• _Exercise goal_
Only the pictures are omitted; repeat all other data exactly.

── Data section ──

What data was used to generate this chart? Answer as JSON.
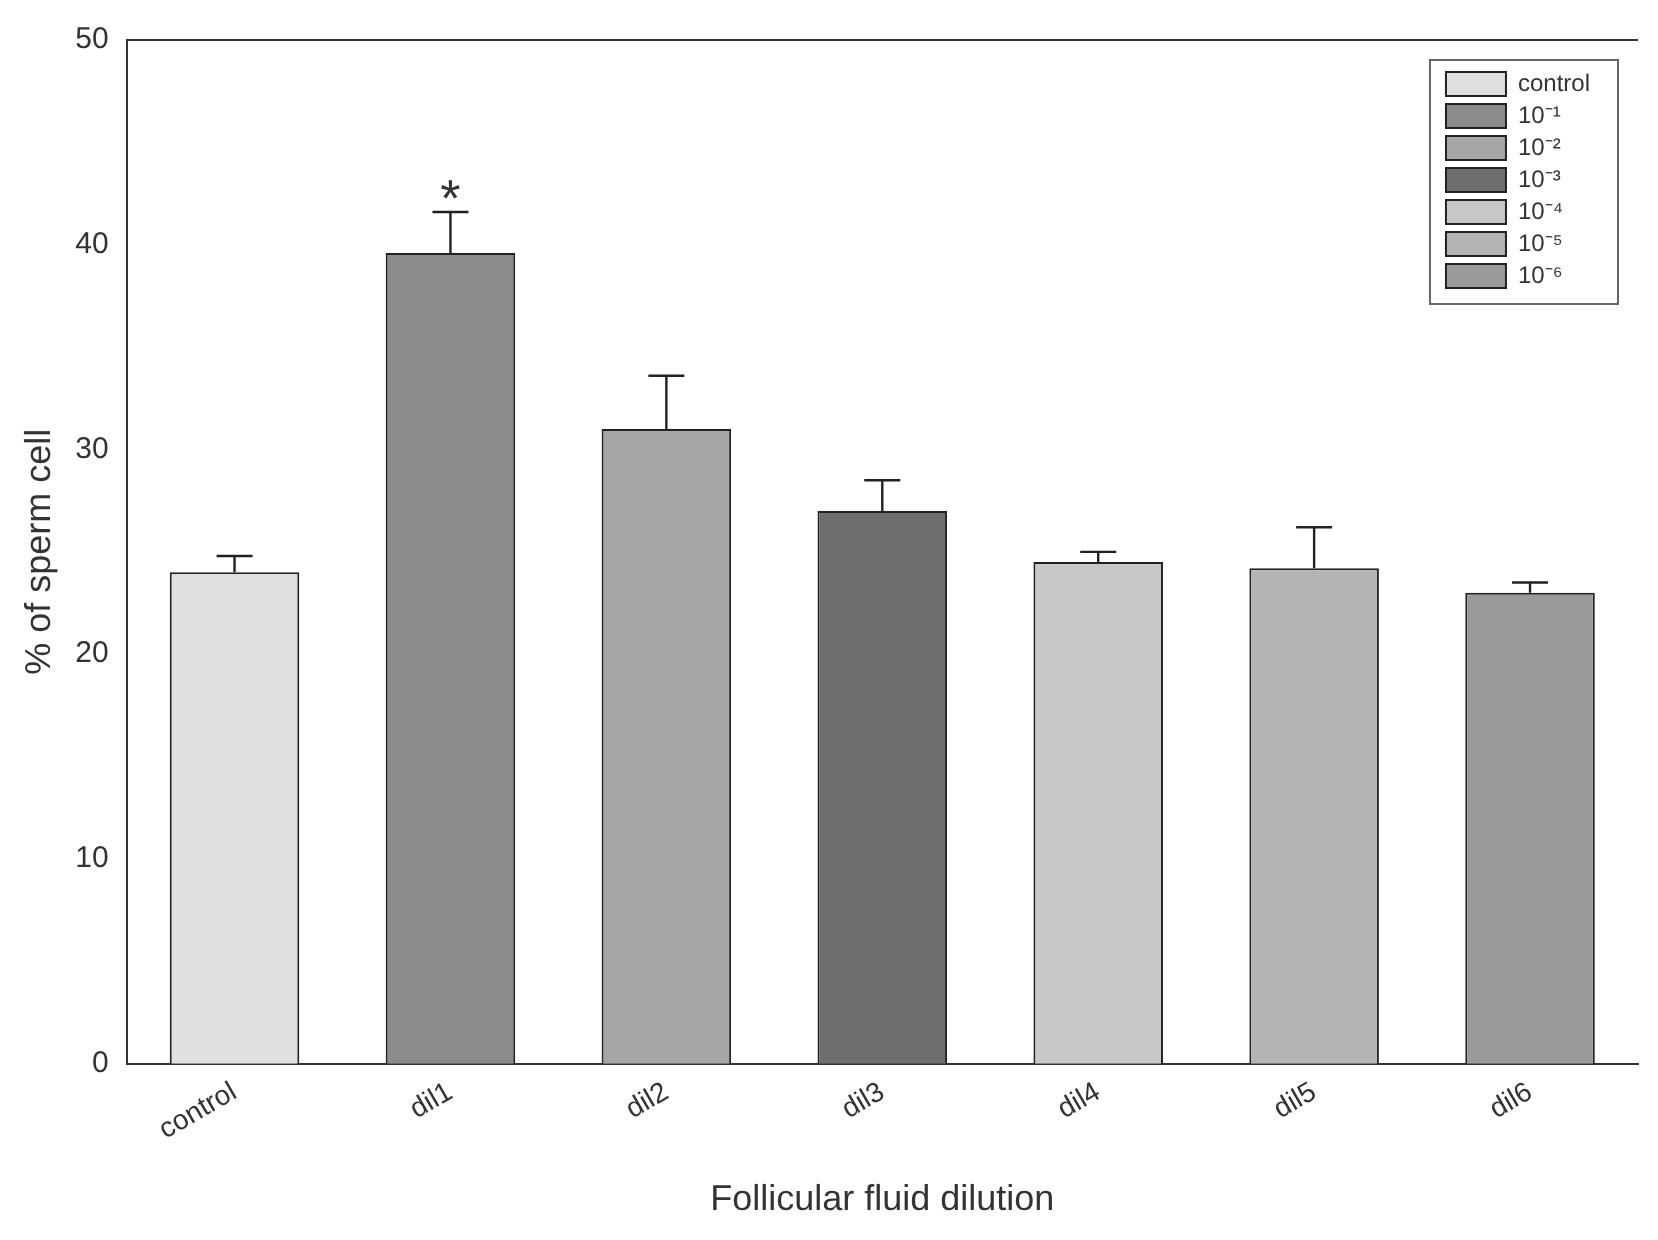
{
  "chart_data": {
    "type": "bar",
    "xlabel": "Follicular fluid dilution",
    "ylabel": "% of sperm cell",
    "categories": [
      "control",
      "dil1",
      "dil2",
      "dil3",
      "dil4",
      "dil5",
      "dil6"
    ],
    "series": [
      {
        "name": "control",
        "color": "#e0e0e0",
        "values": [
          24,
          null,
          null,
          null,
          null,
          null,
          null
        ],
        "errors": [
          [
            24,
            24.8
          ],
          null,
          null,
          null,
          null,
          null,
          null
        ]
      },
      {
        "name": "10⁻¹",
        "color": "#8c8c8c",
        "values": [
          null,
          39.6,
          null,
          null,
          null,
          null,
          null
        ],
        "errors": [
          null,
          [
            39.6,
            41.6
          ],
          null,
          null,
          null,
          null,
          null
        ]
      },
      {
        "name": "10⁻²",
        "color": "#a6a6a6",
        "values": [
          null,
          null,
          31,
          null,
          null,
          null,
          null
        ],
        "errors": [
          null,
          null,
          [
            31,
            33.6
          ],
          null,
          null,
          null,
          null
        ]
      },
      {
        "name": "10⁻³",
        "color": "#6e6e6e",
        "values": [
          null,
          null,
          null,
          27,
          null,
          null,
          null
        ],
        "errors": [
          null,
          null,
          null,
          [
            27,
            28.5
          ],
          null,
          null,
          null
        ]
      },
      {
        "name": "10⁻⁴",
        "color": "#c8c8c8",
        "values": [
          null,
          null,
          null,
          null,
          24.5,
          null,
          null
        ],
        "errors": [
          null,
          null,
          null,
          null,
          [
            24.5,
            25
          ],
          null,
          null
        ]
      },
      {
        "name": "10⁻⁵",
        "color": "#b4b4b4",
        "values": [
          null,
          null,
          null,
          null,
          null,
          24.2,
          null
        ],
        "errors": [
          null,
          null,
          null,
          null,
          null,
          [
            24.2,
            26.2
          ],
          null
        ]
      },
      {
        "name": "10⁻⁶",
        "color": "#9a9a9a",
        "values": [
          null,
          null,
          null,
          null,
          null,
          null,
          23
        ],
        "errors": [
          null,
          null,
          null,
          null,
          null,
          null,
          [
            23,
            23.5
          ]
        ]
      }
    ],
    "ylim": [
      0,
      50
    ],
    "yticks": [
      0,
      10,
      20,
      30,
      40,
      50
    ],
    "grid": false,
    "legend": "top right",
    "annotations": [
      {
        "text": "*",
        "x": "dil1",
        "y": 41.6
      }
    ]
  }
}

───

• _Task answer_
What data was used to generate this chart? Answer as JSON.
{
  "chart_data": {
    "type": "bar",
    "xlabel": "Follicular fluid dilution",
    "ylabel": "% of sperm cell",
    "categories": [
      "control",
      "dil1",
      "dil2",
      "dil3",
      "dil4",
      "dil5",
      "dil6"
    ],
    "series": [
      {
        "name": "control",
        "color": "#e0e0e0",
        "values": [
          24,
          null,
          null,
          null,
          null,
          null,
          null
        ],
        "errors": [
          [
            24,
            24.8
          ],
          null,
          null,
          null,
          null,
          null,
          null
        ]
      },
      {
        "name": "10⁻¹",
        "color": "#8c8c8c",
        "values": [
          null,
          39.6,
          null,
          null,
          null,
          null,
          null
        ],
        "errors": [
          null,
          [
            39.6,
            41.6
          ],
          null,
          null,
          null,
          null,
          null
        ]
      },
      {
        "name": "10⁻²",
        "color": "#a6a6a6",
        "values": [
          null,
          null,
          31,
          null,
          null,
          null,
          null
        ],
        "errors": [
          null,
          null,
          [
            31,
            33.6
          ],
          null,
          null,
          null,
          null
        ]
      },
      {
        "name": "10⁻³",
        "color": "#6e6e6e",
        "values": [
          null,
          null,
          null,
          27,
          null,
          null,
          null
        ],
        "errors": [
          null,
          null,
          null,
          [
            27,
            28.5
          ],
          null,
          null,
          null
        ]
      },
      {
        "name": "10⁻⁴",
        "color": "#c8c8c8",
        "values": [
          null,
          null,
          null,
          null,
          24.5,
          null,
          null
        ],
        "errors": [
          null,
          null,
          null,
          null,
          [
            24.5,
            25
          ],
          null,
          null
        ]
      },
      {
        "name": "10⁻⁵",
        "color": "#b4b4b4",
        "values": [
          null,
          null,
          null,
          null,
          null,
          24.2,
          null
        ],
        "errors": [
          null,
          null,
          null,
          null,
          null,
          [
            24.2,
            26.2
          ],
          null
        ]
      },
      {
        "name": "10⁻⁶",
        "color": "#9a9a9a",
        "values": [
          null,
          null,
          null,
          null,
          null,
          null,
          23
        ],
        "errors": [
          null,
          null,
          null,
          null,
          null,
          null,
          [
            23,
            23.5
          ]
        ]
      }
    ],
    "ylim": [
      0,
      50
    ],
    "yticks": [
      0,
      10,
      20,
      30,
      40,
      50
    ],
    "grid": false,
    "legend": "top right",
    "annotations": [
      {
        "text": "*",
        "x": "dil1",
        "y": 41.6
      }
    ]
  }
}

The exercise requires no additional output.